- _DATA LISTING_
*****

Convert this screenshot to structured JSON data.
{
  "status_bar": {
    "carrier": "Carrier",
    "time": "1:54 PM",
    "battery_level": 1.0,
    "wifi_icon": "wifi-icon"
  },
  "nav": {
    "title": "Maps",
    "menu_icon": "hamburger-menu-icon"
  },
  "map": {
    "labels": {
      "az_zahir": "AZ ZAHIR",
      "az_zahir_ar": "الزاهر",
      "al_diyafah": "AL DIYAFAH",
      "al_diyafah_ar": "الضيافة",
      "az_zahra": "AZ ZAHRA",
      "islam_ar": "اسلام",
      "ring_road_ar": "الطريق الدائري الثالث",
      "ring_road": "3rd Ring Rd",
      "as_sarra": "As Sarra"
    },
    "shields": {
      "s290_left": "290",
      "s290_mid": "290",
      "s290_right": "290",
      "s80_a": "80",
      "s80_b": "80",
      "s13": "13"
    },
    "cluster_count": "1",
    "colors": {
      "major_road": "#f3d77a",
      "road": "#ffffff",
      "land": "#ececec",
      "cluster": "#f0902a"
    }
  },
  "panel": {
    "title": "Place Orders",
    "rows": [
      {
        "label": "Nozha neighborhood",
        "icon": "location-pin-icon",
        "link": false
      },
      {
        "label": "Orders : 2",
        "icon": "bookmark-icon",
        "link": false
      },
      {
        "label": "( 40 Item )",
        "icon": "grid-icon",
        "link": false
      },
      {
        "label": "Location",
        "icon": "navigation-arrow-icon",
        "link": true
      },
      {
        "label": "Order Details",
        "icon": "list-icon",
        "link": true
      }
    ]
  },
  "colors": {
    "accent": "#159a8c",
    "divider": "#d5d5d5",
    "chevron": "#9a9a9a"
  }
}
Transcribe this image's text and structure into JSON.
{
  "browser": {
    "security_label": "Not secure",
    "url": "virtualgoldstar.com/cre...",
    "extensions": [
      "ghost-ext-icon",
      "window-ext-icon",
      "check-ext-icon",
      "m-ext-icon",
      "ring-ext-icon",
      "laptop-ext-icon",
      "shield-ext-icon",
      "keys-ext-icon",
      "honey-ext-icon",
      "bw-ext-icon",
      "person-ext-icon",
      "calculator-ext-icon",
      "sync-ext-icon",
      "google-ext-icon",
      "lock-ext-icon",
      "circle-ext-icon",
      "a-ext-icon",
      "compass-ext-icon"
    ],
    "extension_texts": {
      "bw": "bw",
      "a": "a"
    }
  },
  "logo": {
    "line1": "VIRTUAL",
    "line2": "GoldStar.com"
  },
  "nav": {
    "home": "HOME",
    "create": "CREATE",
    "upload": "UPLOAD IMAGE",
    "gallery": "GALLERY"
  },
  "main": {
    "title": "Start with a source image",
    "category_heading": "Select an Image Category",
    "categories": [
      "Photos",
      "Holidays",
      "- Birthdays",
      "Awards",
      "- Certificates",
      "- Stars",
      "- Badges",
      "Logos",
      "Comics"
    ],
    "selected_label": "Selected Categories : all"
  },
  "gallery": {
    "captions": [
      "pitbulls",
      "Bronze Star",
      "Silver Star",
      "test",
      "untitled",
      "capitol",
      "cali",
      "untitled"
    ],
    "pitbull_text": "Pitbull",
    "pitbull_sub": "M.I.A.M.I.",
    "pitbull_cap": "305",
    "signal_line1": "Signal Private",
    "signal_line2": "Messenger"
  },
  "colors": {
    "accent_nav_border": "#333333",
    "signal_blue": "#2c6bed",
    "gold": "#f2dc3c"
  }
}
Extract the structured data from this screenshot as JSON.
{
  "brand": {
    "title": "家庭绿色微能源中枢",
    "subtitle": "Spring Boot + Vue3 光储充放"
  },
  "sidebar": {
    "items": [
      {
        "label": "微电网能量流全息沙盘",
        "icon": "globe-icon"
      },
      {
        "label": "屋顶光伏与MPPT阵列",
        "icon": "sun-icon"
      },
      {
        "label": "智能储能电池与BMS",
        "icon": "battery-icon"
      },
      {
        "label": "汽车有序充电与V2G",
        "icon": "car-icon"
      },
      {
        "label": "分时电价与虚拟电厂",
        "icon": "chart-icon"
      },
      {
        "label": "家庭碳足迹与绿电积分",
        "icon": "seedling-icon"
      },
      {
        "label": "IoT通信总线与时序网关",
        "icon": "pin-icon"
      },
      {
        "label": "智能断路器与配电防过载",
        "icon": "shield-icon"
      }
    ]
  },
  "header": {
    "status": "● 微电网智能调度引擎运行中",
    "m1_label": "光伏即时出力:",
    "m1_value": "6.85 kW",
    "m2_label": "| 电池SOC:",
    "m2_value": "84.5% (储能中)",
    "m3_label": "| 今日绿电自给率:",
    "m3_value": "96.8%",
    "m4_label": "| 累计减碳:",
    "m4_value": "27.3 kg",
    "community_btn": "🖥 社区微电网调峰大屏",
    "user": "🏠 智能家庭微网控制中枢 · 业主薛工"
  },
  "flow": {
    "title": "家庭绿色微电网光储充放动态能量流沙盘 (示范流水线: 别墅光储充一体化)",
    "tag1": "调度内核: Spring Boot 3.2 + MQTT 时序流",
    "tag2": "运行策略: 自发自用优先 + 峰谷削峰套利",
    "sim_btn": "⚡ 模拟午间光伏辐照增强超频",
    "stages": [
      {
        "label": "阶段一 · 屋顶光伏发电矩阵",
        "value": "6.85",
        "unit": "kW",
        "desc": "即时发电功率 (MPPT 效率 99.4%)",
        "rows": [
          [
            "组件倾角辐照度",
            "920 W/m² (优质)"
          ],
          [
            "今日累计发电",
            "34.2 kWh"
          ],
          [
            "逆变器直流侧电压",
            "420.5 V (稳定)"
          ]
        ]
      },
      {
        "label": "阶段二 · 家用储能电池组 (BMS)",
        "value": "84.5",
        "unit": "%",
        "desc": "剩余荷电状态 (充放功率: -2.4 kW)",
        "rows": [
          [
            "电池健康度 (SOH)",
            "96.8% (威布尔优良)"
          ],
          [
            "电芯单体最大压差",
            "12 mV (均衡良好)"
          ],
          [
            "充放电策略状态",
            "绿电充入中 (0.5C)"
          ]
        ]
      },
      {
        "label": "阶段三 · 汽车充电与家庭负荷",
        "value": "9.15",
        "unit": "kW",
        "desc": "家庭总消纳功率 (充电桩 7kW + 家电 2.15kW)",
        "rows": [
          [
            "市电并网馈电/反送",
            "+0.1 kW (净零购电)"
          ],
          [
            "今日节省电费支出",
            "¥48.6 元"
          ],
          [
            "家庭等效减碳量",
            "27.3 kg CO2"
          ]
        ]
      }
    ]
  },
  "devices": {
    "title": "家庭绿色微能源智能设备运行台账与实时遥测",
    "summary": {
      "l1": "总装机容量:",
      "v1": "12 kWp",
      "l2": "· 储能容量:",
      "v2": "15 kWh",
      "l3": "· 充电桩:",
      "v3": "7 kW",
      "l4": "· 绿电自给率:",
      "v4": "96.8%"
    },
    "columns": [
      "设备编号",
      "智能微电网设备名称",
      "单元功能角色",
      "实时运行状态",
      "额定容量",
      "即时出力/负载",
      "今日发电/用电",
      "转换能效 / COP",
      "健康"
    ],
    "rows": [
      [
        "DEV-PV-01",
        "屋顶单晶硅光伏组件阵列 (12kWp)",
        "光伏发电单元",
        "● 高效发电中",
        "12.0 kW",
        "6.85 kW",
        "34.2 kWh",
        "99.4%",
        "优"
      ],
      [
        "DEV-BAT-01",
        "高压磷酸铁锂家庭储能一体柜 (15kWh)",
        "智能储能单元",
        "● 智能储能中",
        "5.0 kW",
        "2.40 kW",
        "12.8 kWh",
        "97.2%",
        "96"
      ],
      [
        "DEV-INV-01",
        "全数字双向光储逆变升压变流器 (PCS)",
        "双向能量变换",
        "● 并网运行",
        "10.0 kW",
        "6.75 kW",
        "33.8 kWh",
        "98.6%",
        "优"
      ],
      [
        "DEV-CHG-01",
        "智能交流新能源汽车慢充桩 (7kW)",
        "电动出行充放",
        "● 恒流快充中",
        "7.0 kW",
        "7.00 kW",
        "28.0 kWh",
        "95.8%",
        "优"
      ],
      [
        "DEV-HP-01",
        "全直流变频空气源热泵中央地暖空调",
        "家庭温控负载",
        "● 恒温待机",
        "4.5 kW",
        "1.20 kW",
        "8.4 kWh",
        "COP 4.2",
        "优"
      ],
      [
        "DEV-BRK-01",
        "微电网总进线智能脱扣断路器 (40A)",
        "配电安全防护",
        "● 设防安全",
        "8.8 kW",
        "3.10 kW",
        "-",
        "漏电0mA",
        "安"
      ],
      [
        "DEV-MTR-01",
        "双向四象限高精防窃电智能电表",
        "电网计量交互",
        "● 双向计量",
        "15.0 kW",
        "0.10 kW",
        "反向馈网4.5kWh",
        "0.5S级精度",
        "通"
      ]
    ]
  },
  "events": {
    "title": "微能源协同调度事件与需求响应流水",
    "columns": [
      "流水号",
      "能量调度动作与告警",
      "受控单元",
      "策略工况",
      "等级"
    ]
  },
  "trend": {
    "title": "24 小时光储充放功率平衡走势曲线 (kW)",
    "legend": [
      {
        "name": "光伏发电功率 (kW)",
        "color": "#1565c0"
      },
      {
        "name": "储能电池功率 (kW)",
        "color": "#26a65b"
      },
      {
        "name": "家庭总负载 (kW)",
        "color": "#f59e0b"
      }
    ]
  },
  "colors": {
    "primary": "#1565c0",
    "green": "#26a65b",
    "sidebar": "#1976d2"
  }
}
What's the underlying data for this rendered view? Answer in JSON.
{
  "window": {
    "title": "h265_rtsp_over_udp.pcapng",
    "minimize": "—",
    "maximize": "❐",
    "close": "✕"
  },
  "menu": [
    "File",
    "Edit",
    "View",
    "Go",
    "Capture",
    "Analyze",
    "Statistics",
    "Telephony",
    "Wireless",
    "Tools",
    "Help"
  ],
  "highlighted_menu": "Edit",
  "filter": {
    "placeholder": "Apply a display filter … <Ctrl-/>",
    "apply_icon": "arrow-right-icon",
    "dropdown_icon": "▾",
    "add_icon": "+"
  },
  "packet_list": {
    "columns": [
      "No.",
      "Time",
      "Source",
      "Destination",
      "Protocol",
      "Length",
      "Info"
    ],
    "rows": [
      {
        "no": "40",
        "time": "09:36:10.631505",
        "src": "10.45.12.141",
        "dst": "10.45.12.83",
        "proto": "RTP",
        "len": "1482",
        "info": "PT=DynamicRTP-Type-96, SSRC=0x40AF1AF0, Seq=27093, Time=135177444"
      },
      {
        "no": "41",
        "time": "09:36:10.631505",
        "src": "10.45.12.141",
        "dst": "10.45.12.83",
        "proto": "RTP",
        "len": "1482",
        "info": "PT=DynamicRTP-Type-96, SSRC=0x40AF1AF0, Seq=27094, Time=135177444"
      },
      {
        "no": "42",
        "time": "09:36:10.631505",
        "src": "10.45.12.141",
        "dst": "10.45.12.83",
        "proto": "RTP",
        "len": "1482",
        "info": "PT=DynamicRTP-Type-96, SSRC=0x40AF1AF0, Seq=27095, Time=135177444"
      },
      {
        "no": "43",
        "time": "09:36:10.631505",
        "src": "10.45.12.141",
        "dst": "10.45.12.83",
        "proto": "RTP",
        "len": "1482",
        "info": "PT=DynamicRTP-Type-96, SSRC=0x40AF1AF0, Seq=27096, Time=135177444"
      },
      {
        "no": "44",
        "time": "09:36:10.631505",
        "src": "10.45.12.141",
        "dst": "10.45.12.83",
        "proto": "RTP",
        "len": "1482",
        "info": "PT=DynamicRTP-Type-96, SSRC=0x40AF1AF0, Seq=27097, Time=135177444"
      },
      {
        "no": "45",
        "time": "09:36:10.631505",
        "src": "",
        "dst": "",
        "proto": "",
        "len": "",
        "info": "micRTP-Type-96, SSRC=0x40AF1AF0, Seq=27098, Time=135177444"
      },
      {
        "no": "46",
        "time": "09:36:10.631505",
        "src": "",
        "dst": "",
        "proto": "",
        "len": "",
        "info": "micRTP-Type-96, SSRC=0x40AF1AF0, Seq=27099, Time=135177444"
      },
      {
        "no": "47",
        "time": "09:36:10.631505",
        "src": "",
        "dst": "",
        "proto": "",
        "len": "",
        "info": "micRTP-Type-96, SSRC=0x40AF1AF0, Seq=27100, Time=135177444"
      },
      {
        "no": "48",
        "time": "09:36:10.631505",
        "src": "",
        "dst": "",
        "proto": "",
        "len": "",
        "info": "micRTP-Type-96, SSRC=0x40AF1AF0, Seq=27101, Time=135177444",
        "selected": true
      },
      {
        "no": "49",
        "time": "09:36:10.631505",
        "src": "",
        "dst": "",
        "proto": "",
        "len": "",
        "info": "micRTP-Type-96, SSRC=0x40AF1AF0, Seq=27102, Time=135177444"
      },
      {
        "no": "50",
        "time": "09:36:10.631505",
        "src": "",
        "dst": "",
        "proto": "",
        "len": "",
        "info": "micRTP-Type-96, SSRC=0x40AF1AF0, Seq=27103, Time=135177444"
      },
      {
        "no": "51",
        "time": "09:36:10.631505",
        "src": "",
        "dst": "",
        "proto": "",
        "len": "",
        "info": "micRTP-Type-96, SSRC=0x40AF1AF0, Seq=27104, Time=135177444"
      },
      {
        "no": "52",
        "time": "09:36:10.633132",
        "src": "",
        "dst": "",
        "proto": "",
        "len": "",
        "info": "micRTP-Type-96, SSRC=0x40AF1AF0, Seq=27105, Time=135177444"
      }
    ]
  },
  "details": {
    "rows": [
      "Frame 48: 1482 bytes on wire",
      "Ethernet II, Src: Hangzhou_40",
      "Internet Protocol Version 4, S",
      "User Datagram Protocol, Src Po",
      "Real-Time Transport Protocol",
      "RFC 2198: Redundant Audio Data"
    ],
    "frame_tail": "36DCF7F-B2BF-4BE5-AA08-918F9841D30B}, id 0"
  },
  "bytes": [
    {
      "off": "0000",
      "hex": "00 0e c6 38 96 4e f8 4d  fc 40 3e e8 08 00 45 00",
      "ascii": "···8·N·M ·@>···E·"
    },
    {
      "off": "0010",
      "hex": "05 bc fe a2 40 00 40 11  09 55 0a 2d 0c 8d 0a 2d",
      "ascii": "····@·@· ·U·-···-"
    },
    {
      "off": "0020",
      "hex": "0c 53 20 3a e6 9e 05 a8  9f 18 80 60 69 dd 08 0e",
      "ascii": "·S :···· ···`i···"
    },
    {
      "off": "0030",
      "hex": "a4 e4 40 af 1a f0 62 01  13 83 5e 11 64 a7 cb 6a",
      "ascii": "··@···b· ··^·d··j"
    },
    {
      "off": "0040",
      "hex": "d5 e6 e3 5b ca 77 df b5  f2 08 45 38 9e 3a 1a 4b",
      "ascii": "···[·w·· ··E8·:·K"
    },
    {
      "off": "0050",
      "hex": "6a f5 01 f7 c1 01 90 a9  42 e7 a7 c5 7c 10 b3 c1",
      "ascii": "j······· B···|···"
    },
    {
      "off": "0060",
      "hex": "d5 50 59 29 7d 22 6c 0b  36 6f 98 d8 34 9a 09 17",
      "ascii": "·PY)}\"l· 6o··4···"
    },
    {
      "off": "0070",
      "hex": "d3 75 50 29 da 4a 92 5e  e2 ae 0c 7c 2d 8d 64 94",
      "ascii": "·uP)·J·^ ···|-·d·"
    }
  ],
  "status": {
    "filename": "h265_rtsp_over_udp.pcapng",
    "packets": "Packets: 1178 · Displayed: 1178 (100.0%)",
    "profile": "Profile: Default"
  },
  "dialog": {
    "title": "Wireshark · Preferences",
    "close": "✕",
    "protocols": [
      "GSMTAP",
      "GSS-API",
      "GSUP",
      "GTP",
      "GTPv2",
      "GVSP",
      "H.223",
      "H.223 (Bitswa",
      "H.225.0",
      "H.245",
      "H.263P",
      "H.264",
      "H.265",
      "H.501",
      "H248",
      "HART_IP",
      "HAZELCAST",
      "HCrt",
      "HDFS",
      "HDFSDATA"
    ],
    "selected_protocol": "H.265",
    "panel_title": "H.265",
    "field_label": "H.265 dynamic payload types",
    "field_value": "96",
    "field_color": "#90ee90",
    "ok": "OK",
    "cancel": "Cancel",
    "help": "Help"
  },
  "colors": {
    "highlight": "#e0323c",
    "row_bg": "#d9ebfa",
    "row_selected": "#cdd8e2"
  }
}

*****

- _STATED EXERCISE_
Copy out each line of the data containing the string "arrow".

- _CORRECT RESPONSE_
        "icon": "navigation-arrow-icon",
    "apply_icon": "arrow-right-icon",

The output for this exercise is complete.